(Source records)
☆ ☆ ☆

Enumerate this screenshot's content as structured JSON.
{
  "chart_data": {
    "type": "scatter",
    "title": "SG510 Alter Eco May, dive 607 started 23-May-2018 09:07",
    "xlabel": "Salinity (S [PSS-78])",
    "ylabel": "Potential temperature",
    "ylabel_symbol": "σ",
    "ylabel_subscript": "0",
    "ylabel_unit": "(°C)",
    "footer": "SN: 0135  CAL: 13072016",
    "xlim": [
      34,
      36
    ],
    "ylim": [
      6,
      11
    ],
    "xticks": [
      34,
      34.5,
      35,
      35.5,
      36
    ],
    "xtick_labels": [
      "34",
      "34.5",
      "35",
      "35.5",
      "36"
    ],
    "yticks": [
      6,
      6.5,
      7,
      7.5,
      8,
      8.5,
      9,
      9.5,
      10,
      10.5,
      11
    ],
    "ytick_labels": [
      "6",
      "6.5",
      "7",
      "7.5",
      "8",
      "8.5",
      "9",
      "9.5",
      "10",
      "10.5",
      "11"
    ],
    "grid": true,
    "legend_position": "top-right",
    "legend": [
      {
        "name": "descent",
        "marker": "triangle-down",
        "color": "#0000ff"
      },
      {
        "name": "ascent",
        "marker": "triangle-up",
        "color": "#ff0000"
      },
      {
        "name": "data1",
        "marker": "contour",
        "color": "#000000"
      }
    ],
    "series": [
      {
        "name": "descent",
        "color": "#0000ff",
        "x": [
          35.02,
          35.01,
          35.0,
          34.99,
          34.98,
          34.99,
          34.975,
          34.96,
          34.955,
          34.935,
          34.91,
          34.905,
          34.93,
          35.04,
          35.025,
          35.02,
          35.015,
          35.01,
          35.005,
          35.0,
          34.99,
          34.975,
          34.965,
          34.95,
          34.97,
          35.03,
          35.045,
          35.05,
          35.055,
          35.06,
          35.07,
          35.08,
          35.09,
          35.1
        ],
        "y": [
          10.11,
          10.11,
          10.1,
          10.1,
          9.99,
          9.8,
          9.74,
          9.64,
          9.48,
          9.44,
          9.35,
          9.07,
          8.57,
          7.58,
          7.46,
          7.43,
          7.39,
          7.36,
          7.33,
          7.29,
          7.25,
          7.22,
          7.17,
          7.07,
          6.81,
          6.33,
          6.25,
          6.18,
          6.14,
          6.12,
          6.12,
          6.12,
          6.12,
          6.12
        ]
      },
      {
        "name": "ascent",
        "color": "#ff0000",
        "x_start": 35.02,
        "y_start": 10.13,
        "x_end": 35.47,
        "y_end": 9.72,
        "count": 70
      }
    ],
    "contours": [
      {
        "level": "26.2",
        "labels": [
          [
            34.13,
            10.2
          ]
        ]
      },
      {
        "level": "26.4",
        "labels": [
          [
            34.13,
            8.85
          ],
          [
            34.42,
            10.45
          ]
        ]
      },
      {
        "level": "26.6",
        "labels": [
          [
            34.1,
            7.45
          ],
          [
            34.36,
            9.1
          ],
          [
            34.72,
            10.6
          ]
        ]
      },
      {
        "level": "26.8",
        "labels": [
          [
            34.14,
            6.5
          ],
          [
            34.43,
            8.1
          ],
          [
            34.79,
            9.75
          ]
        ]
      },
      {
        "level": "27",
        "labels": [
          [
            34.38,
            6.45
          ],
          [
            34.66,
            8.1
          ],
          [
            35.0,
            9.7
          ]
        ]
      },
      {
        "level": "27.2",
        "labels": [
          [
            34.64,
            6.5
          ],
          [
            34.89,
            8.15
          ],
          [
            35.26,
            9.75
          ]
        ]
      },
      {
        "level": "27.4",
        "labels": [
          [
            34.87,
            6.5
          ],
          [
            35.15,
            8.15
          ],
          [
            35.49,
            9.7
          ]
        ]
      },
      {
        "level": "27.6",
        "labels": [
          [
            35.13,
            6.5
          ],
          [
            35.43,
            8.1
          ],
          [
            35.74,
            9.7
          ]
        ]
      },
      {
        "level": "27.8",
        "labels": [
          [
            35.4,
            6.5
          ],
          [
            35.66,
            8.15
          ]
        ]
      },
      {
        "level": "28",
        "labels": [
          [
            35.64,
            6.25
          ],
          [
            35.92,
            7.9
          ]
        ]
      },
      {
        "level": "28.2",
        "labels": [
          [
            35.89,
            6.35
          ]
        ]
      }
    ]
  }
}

☆ ☆ ☆

WORK TO DO ->
Produce a verbatim transcription of the entries above.

ANSWER TO THE TASK ->
Enumerate this screenshot's content as structured JSON.
{
  "chart_data": {
    "type": "scatter",
    "title": "SG510 Alter Eco May, dive 607 started 23-May-2018 09:07",
    "xlabel": "Salinity (S [PSS-78])",
    "ylabel": "Potential temperature",
    "ylabel_symbol": "σ",
    "ylabel_subscript": "0",
    "ylabel_unit": "(°C)",
    "footer": "SN: 0135  CAL: 13072016",
    "xlim": [
      34,
      36
    ],
    "ylim": [
      6,
      11
    ],
    "xticks": [
      34,
      34.5,
      35,
      35.5,
      36
    ],
    "xtick_labels": [
      "34",
      "34.5",
      "35",
      "35.5",
      "36"
    ],
    "yticks": [
      6,
      6.5,
      7,
      7.5,
      8,
      8.5,
      9,
      9.5,
      10,
      10.5,
      11
    ],
    "ytick_labels": [
      "6",
      "6.5",
      "7",
      "7.5",
      "8",
      "8.5",
      "9",
      "9.5",
      "10",
      "10.5",
      "11"
    ],
    "grid": true,
    "legend_position": "top-right",
    "legend": [
      {
        "name": "descent",
        "marker": "triangle-down",
        "color": "#0000ff"
      },
      {
        "name": "ascent",
        "marker": "triangle-up",
        "color": "#ff0000"
      },
      {
        "name": "data1",
        "marker": "contour",
        "color": "#000000"
      }
    ],
    "series": [
      {
        "name": "descent",
        "color": "#0000ff",
        "x": [
          35.02,
          35.01,
          35.0,
          34.99,
          34.98,
          34.99,
          34.975,
          34.96,
          34.955,
          34.935,
          34.91,
          34.905,
          34.93,
          35.04,
          35.025,
          35.02,
          35.015,
          35.01,
          35.005,
          35.0,
          34.99,
          34.975,
          34.965,
          34.95,
          34.97,
          35.03,
          35.045,
          35.05,
          35.055,
          35.06,
          35.07,
          35.08,
          35.09,
          35.1
        ],
        "y": [
          10.11,
          10.11,
          10.1,
          10.1,
          9.99,
          9.8,
          9.74,
          9.64,
          9.48,
          9.44,
          9.35,
          9.07,
          8.57,
          7.58,
          7.46,
          7.43,
          7.39,
          7.36,
          7.33,
          7.29,
          7.25,
          7.22,
          7.17,
          7.07,
          6.81,
          6.33,
          6.25,
          6.18,
          6.14,
          6.12,
          6.12,
          6.12,
          6.12,
          6.12
        ]
      },
      {
        "name": "ascent",
        "color": "#ff0000",
        "x_start": 35.02,
        "y_start": 10.13,
        "x_end": 35.47,
        "y_end": 9.72,
        "count": 70
      }
    ],
    "contours": [
      {
        "level": "26.2",
        "labels": [
          [
            34.13,
            10.2
          ]
        ]
      },
      {
        "level": "26.4",
        "labels": [
          [
            34.13,
            8.85
          ],
          [
            34.42,
            10.45
          ]
        ]
      },
      {
        "level": "26.6",
        "labels": [
          [
            34.1,
            7.45
          ],
          [
            34.36,
            9.1
          ],
          [
            34.72,
            10.6
          ]
        ]
      },
      {
        "level": "26.8",
        "labels": [
          [
            34.14,
            6.5
          ],
          [
            34.43,
            8.1
          ],
          [
            34.79,
            9.75
          ]
        ]
      },
      {
        "level": "27",
        "labels": [
          [
            34.38,
            6.45
          ],
          [
            34.66,
            8.1
          ],
          [
            35.0,
            9.7
          ]
        ]
      },
      {
        "level": "27.2",
        "labels": [
          [
            34.64,
            6.5
          ],
          [
            34.89,
            8.15
          ],
          [
            35.26,
            9.75
          ]
        ]
      },
      {
        "level": "27.4",
        "labels": [
          [
            34.87,
            6.5
          ],
          [
            35.15,
            8.15
          ],
          [
            35.49,
            9.7
          ]
        ]
      },
      {
        "level": "27.6",
        "labels": [
          [
            35.13,
            6.5
          ],
          [
            35.43,
            8.1
          ],
          [
            35.74,
            9.7
          ]
        ]
      },
      {
        "level": "27.8",
        "labels": [
          [
            35.4,
            6.5
          ],
          [
            35.66,
            8.15
          ]
        ]
      },
      {
        "level": "28",
        "labels": [
          [
            35.64,
            6.25
          ],
          [
            35.92,
            7.9
          ]
        ]
      },
      {
        "level": "28.2",
        "labels": [
          [
            35.89,
            6.35
          ]
        ]
      }
    ]
  }
}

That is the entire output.